• **TASK DETAILS**: Are you able to quote each entry exactly as written?

• **GIVEN INFORMATION**:
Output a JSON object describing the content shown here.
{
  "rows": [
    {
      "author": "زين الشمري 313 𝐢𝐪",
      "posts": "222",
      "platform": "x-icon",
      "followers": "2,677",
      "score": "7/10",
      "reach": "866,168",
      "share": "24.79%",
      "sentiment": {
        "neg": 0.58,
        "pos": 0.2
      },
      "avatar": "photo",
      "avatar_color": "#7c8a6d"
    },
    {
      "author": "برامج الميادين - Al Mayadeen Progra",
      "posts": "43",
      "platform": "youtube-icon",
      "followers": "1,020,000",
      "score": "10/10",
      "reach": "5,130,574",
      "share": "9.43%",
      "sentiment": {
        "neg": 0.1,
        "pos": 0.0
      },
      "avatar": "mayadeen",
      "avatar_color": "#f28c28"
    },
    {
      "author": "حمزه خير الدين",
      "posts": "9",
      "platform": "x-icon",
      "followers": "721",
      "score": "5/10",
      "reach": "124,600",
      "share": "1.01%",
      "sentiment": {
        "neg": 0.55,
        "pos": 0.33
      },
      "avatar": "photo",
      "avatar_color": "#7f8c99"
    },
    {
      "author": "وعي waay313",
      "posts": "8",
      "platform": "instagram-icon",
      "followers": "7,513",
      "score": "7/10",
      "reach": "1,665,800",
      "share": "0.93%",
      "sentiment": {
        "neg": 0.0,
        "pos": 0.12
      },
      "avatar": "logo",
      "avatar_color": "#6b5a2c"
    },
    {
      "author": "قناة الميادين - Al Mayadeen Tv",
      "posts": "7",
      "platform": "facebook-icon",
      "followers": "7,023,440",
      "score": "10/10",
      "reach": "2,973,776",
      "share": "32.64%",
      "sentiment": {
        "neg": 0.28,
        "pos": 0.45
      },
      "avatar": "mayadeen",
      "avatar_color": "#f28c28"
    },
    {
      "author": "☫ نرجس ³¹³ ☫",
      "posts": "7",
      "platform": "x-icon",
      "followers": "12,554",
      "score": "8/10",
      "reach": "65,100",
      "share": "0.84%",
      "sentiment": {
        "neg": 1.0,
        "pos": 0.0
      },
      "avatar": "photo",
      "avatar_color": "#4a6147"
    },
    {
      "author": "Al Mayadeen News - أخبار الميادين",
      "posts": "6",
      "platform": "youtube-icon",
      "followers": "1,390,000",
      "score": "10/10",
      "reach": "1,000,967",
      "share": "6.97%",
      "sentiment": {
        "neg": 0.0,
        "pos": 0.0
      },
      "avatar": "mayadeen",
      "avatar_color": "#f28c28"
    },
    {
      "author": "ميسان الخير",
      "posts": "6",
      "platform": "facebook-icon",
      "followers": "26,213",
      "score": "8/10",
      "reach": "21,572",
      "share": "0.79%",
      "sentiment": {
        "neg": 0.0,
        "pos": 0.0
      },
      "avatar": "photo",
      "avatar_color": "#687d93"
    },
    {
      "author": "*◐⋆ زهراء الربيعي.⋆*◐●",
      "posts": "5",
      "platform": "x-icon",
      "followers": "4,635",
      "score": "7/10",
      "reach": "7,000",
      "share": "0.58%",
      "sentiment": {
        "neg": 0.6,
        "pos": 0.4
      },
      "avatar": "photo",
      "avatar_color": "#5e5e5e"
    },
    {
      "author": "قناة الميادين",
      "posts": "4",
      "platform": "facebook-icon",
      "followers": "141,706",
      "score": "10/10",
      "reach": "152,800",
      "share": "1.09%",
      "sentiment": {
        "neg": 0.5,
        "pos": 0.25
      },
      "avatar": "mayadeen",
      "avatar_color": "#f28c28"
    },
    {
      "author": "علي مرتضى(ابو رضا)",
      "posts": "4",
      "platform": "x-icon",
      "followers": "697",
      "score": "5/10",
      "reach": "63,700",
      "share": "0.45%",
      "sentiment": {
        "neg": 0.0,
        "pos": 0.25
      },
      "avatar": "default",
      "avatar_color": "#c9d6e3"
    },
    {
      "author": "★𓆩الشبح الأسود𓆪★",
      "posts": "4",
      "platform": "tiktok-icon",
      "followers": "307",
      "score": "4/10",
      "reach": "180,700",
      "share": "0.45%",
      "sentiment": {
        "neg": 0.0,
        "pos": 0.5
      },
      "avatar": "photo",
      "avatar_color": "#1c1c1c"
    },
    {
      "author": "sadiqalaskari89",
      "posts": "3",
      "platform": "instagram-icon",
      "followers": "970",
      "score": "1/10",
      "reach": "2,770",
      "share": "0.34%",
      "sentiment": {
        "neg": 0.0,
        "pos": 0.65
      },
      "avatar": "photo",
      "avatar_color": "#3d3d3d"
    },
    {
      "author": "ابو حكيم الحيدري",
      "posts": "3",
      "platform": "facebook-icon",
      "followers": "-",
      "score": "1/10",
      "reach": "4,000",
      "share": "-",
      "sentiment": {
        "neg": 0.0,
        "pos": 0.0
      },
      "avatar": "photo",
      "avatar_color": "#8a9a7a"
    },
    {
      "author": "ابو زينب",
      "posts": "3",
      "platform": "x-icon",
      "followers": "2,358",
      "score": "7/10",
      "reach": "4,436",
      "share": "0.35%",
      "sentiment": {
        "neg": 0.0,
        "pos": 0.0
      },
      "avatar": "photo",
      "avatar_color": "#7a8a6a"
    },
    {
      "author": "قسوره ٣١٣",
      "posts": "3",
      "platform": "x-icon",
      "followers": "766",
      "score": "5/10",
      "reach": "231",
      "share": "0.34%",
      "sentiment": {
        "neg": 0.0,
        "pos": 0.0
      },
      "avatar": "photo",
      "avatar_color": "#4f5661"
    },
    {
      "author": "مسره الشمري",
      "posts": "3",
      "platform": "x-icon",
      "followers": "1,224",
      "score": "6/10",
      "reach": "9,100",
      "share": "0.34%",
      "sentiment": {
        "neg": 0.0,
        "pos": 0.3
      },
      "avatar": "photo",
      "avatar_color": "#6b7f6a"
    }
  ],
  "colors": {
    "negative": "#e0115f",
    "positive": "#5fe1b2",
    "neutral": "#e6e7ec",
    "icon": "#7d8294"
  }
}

• **COMPLETE ANSWER**:
Output a JSON object describing the content shown here.
{
  "rows": [
    {
      "author": "زين الشمري 313 𝐢𝐪",
      "posts": "222",
      "platform": "x-icon",
      "followers": "2,677",
      "score": "7/10",
      "reach": "866,168",
      "share": "24.79%",
      "sentiment": {
        "neg": 0.58,
        "pos": 0.2
      },
      "avatar": "photo",
      "avatar_color": "#7c8a6d"
    },
    {
      "author": "برامج الميادين - Al Mayadeen Progra",
      "posts": "43",
      "platform": "youtube-icon",
      "followers": "1,020,000",
      "score": "10/10",
      "reach": "5,130,574",
      "share": "9.43%",
      "sentiment": {
        "neg": 0.1,
        "pos": 0.0
      },
      "avatar": "mayadeen",
      "avatar_color": "#f28c28"
    },
    {
      "author": "حمزه خير الدين",
      "posts": "9",
      "platform": "x-icon",
      "followers": "721",
      "score": "5/10",
      "reach": "124,600",
      "share": "1.01%",
      "sentiment": {
        "neg": 0.55,
        "pos": 0.33
      },
      "avatar": "photo",
      "avatar_color": "#7f8c99"
    },
    {
      "author": "وعي waay313",
      "posts": "8",
      "platform": "instagram-icon",
      "followers": "7,513",
      "score": "7/10",
      "reach": "1,665,800",
      "share": "0.93%",
      "sentiment": {
        "neg": 0.0,
        "pos": 0.12
      },
      "avatar": "logo",
      "avatar_color": "#6b5a2c"
    },
    {
      "author": "قناة الميادين - Al Mayadeen Tv",
      "posts": "7",
      "platform": "facebook-icon",
      "followers": "7,023,440",
      "score": "10/10",
      "reach": "2,973,776",
      "share": "32.64%",
      "sentiment": {
        "neg": 0.28,
        "pos": 0.45
      },
      "avatar": "mayadeen",
      "avatar_color": "#f28c28"
    },
    {
      "author": "☫ نرجس ³¹³ ☫",
      "posts": "7",
      "platform": "x-icon",
      "followers": "12,554",
      "score": "8/10",
      "reach": "65,100",
      "share": "0.84%",
      "sentiment": {
        "neg": 1.0,
        "pos": 0.0
      },
      "avatar": "photo",
      "avatar_color": "#4a6147"
    },
    {
      "author": "Al Mayadeen News - أخبار الميادين",
      "posts": "6",
      "platform": "youtube-icon",
      "followers": "1,390,000",
      "score": "10/10",
      "reach": "1,000,967",
      "share": "6.97%",
      "sentiment": {
        "neg": 0.0,
        "pos": 0.0
      },
      "avatar": "mayadeen",
      "avatar_color": "#f28c28"
    },
    {
      "author": "ميسان الخير",
      "posts": "6",
      "platform": "facebook-icon",
      "followers": "26,213",
      "score": "8/10",
      "reach": "21,572",
      "share": "0.79%",
      "sentiment": {
        "neg": 0.0,
        "pos": 0.0
      },
      "avatar": "photo",
      "avatar_color": "#687d93"
    },
    {
      "author": "*◐⋆ زهراء الربيعي.⋆*◐●",
      "posts": "5",
      "platform": "x-icon",
      "followers": "4,635",
      "score": "7/10",
      "reach": "7,000",
      "share": "0.58%",
      "sentiment": {
        "neg": 0.6,
        "pos": 0.4
      },
      "avatar": "photo",
      "avatar_color": "#5e5e5e"
    },
    {
      "author": "قناة الميادين",
      "posts": "4",
      "platform": "facebook-icon",
      "followers": "141,706",
      "score": "10/10",
      "reach": "152,800",
      "share": "1.09%",
      "sentiment": {
        "neg": 0.5,
        "pos": 0.25
      },
      "avatar": "mayadeen",
      "avatar_color": "#f28c28"
    },
    {
      "author": "علي مرتضى(ابو رضا)",
      "posts": "4",
      "platform": "x-icon",
      "followers": "697",
      "score": "5/10",
      "reach": "63,700",
      "share": "0.45%",
      "sentiment": {
        "neg": 0.0,
        "pos": 0.25
      },
      "avatar": "default",
      "avatar_color": "#c9d6e3"
    },
    {
      "author": "★𓆩الشبح الأسود𓆪★",
      "posts": "4",
      "platform": "tiktok-icon",
      "followers": "307",
      "score": "4/10",
      "reach": "180,700",
      "share": "0.45%",
      "sentiment": {
        "neg": 0.0,
        "pos": 0.5
      },
      "avatar": "photo",
      "avatar_color": "#1c1c1c"
    },
    {
      "author": "sadiqalaskari89",
      "posts": "3",
      "platform": "instagram-icon",
      "followers": "970",
      "score": "1/10",
      "reach": "2,770",
      "share": "0.34%",
      "sentiment": {
        "neg": 0.0,
        "pos": 0.65
      },
      "avatar": "photo",
      "avatar_color": "#3d3d3d"
    },
    {
      "author": "ابو حكيم الحيدري",
      "posts": "3",
      "platform": "facebook-icon",
      "followers": "-",
      "score": "1/10",
      "reach": "4,000",
      "share": "-",
      "sentiment": {
        "neg": 0.0,
        "pos": 0.0
      },
      "avatar": "photo",
      "avatar_color": "#8a9a7a"
    },
    {
      "author": "ابو زينب",
      "posts": "3",
      "platform": "x-icon",
      "followers": "2,358",
      "score": "7/10",
      "reach": "4,436",
      "share": "0.35%",
      "sentiment": {
        "neg": 0.0,
        "pos": 0.0
      },
      "avatar": "photo",
      "avatar_color": "#7a8a6a"
    },
    {
      "author": "قسوره ٣١٣",
      "posts": "3",
      "platform": "x-icon",
      "followers": "766",
      "score": "5/10",
      "reach": "231",
      "share": "0.34%",
      "sentiment": {
        "neg": 0.0,
        "pos": 0.0
      },
      "avatar": "photo",
      "avatar_color": "#4f5661"
    },
    {
      "author": "مسره الشمري",
      "posts": "3",
      "platform": "x-icon",
      "followers": "1,224",
      "score": "6/10",
      "reach": "9,100",
      "share": "0.34%",
      "sentiment": {
        "neg": 0.0,
        "pos": 0.3
      },
      "avatar": "photo",
      "avatar_color": "#6b7f6a"
    }
  ],
  "colors": {
    "negative": "#e0115f",
    "positive": "#5fe1b2",
    "neutral": "#e6e7ec",
    "icon": "#7d8294"
  }
}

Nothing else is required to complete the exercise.